**What you should do**: Find and copy every line in the records that includes the string "kryteria".

[start Records supplied]

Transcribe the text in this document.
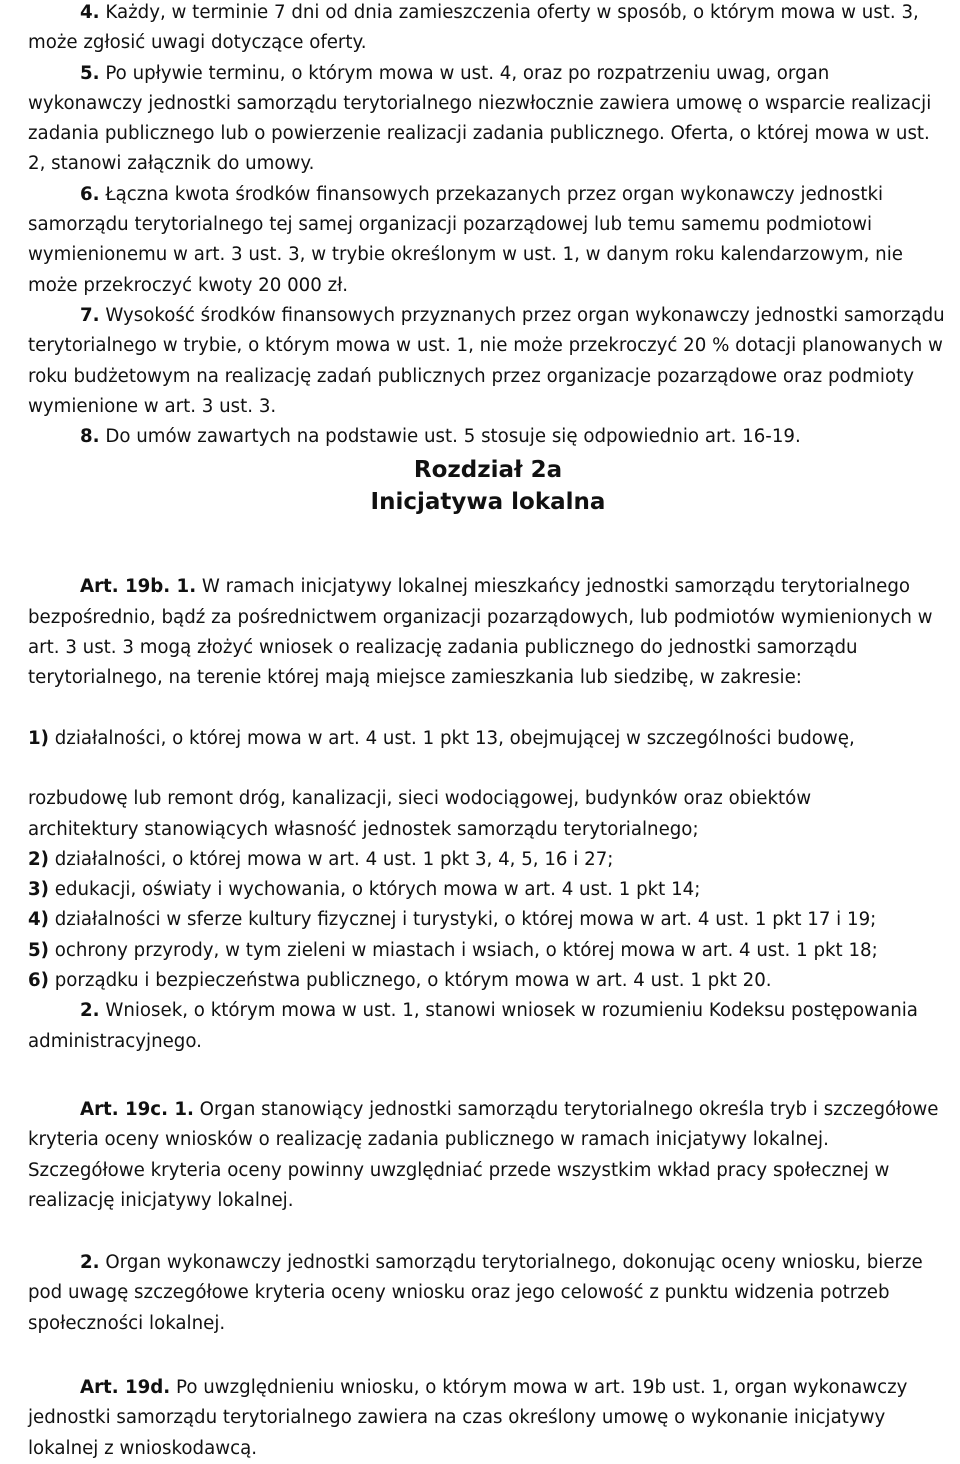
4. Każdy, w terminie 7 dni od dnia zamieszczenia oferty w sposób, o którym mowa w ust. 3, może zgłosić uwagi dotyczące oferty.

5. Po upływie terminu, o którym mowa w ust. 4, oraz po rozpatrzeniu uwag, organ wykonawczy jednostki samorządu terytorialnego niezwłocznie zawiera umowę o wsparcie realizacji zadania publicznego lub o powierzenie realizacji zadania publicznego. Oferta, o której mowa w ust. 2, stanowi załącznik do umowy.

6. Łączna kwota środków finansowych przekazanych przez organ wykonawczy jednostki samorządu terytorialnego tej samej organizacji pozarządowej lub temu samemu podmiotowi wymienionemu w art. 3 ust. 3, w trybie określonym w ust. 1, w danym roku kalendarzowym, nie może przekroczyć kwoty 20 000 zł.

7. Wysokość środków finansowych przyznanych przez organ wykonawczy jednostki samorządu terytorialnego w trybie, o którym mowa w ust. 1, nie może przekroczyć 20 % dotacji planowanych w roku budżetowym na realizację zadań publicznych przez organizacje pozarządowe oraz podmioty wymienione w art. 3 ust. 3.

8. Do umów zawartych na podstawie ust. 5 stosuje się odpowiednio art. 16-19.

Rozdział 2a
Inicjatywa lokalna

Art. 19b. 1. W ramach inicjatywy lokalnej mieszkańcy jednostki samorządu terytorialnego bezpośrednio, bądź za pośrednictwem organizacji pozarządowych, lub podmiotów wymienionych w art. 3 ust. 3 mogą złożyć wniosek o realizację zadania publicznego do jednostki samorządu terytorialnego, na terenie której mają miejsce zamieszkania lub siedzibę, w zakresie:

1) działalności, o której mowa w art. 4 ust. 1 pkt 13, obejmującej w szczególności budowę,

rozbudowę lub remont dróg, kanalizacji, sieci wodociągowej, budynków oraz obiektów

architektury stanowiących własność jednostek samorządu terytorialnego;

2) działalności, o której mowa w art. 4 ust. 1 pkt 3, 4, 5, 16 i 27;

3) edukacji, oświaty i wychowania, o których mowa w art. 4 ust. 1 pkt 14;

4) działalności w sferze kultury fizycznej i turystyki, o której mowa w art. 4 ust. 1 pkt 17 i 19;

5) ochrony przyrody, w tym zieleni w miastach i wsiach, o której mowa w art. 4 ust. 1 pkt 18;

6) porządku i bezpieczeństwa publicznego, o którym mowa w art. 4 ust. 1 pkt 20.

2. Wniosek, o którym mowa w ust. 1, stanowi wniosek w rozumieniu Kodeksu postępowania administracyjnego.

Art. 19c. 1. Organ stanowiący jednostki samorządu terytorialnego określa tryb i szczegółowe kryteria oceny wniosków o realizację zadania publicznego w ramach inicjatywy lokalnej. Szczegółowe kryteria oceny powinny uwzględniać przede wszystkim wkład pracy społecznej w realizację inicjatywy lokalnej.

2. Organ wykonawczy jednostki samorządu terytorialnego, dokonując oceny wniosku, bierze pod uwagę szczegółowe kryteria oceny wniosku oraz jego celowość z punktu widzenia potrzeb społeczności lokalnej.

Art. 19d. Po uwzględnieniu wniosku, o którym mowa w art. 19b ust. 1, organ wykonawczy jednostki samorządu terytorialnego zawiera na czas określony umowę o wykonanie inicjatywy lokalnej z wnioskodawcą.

[end Records supplied]
[start Records supplied]

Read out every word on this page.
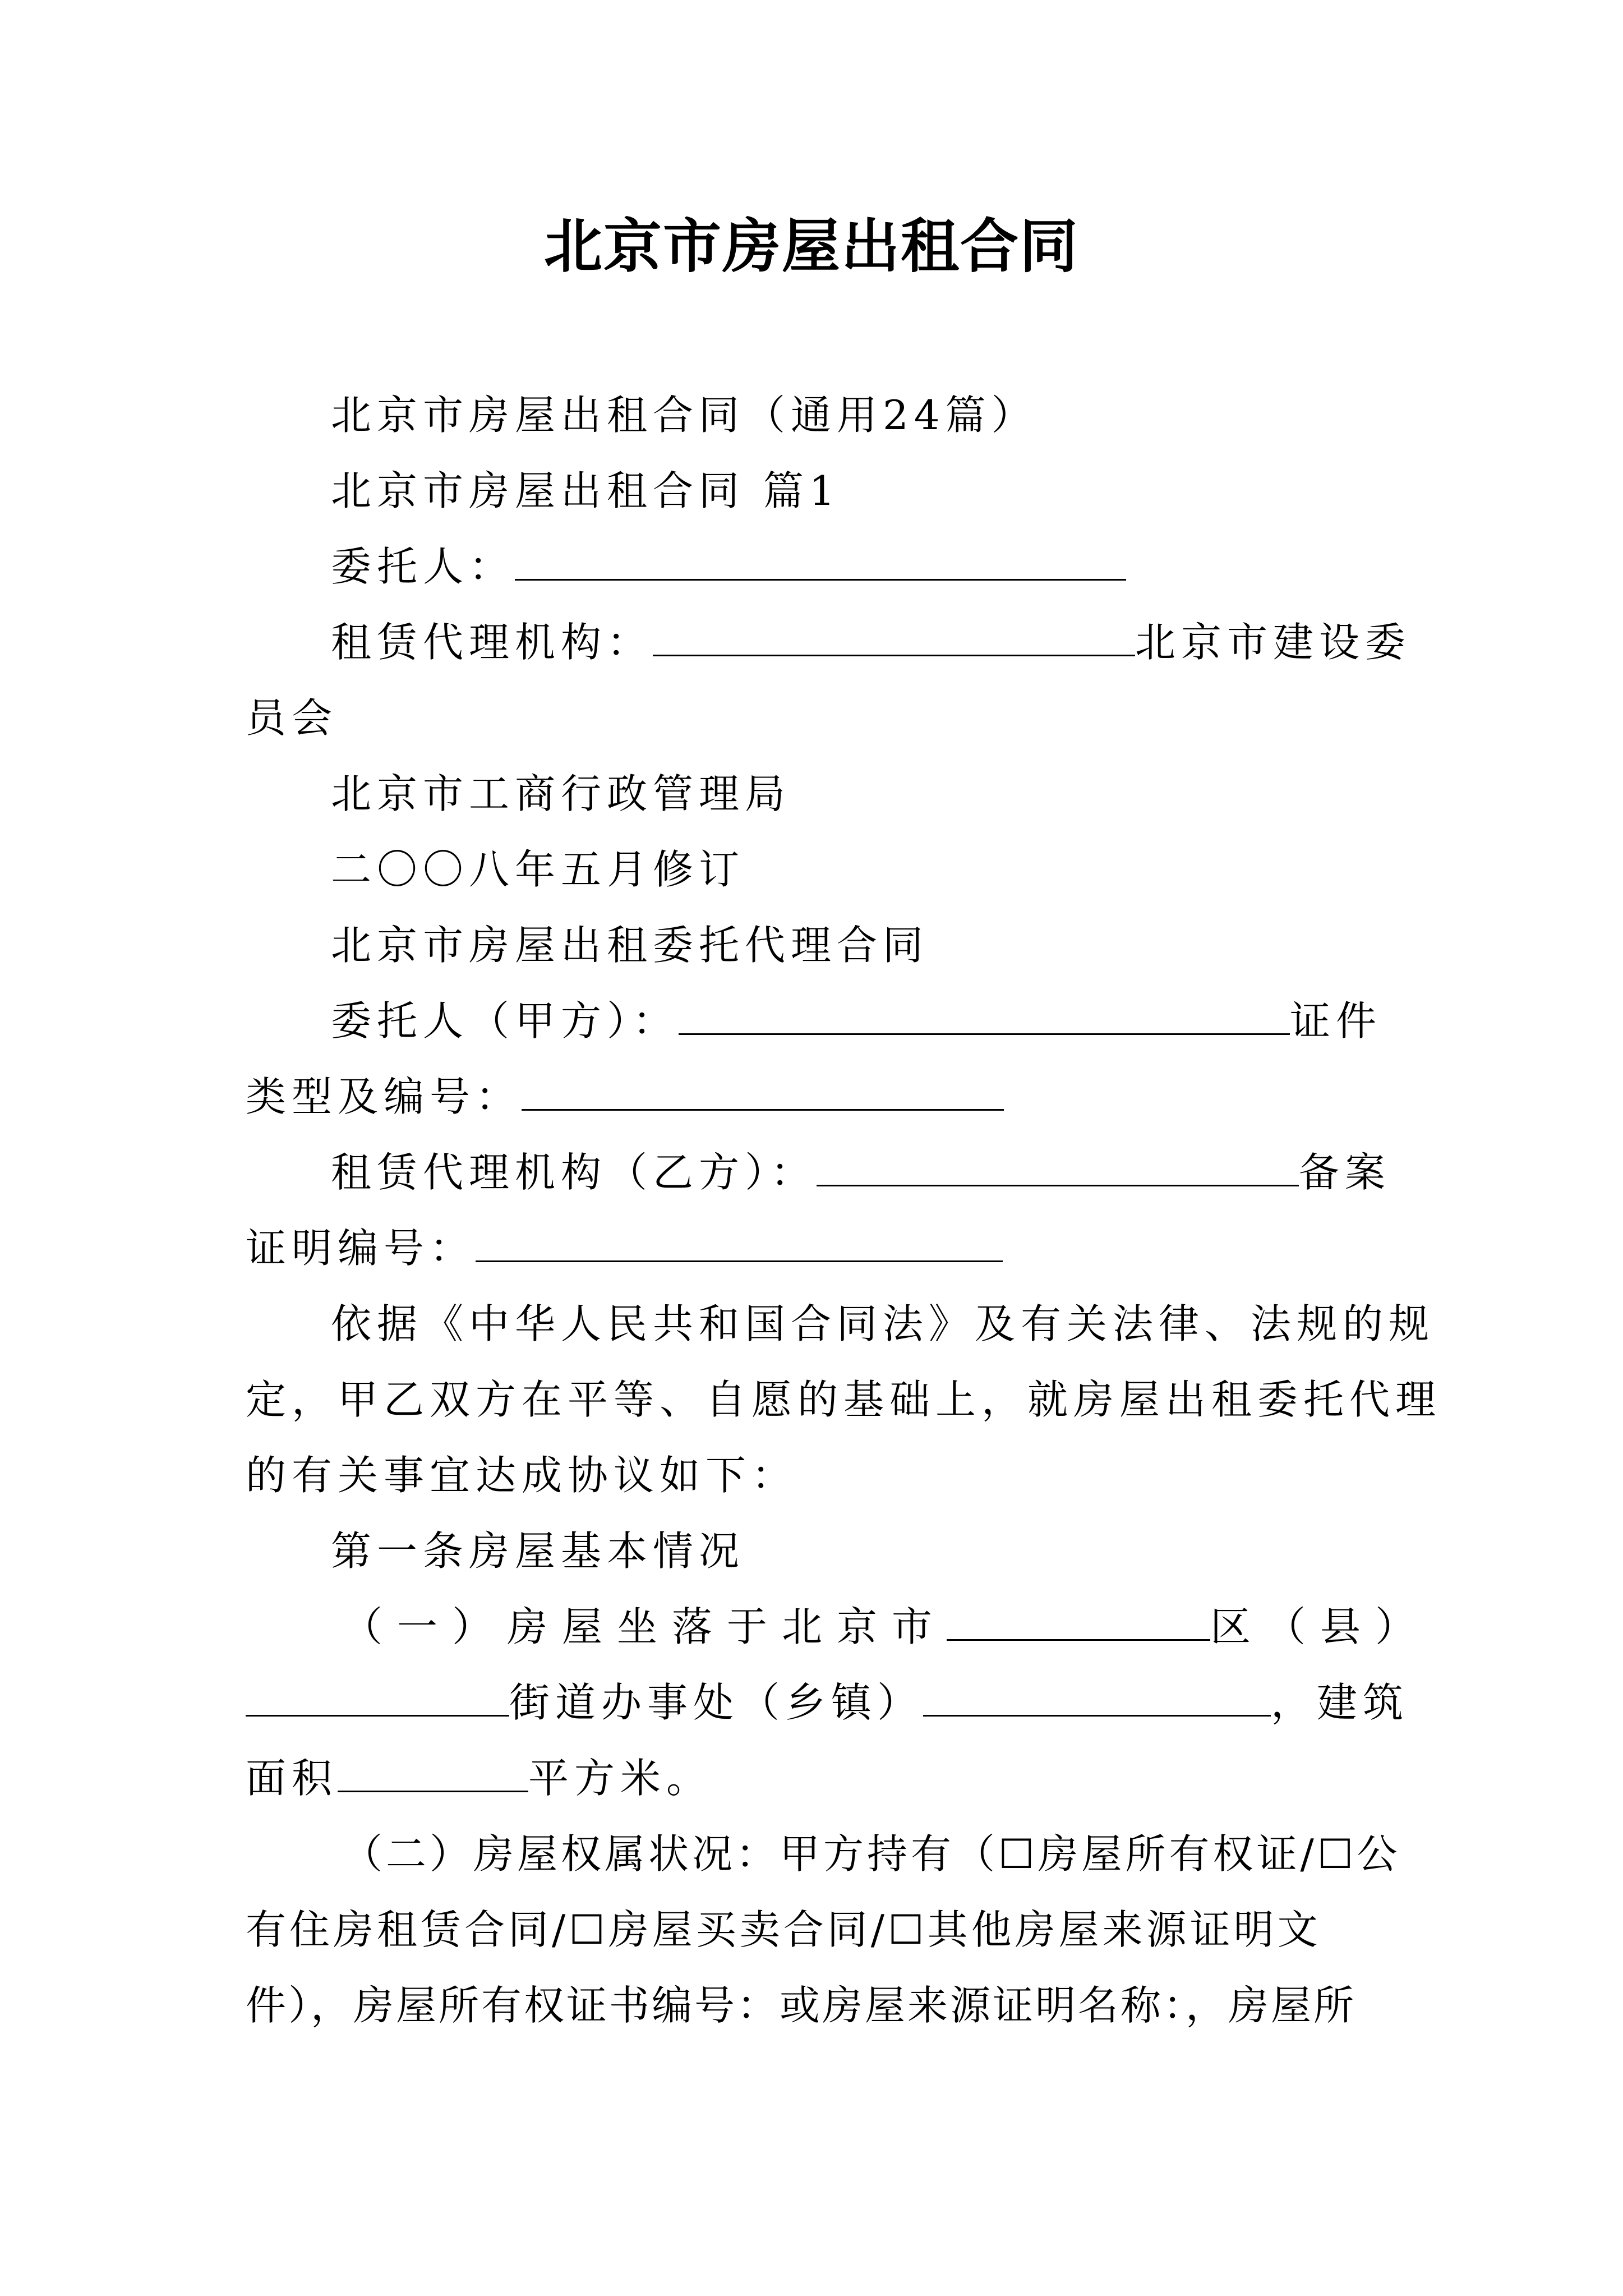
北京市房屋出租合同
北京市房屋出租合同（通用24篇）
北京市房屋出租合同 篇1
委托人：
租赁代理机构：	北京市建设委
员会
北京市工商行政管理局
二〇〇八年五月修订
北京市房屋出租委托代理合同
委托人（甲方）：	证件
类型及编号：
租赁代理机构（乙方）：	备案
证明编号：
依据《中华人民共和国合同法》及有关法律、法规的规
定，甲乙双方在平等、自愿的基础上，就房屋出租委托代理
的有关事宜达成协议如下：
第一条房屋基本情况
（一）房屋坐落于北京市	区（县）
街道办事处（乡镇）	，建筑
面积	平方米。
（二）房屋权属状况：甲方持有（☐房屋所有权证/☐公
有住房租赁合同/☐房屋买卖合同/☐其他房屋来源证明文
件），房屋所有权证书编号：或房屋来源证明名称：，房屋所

[end Records supplied]

**Final result**:
Art. 19c. 1. Organ stanowiący jednostki samorządu terytorialnego określa tryb i szczegółowe kryteria oceny wniosków o realizację zadania publicznego w ramach inicjatywy lokalnej. Szczegółowe kryteria oceny powinny uwzględniać przede wszystkim wkład pracy społecznej w realizację inicjatywy lokalnej.
2. Organ wykonawczy jednostki samorządu terytorialnego, dokonując oceny wniosku, bierze pod uwagę szczegółowe kryteria oceny wniosku oraz jego celowość z punktu widzenia potrzeb społeczności lokalnej.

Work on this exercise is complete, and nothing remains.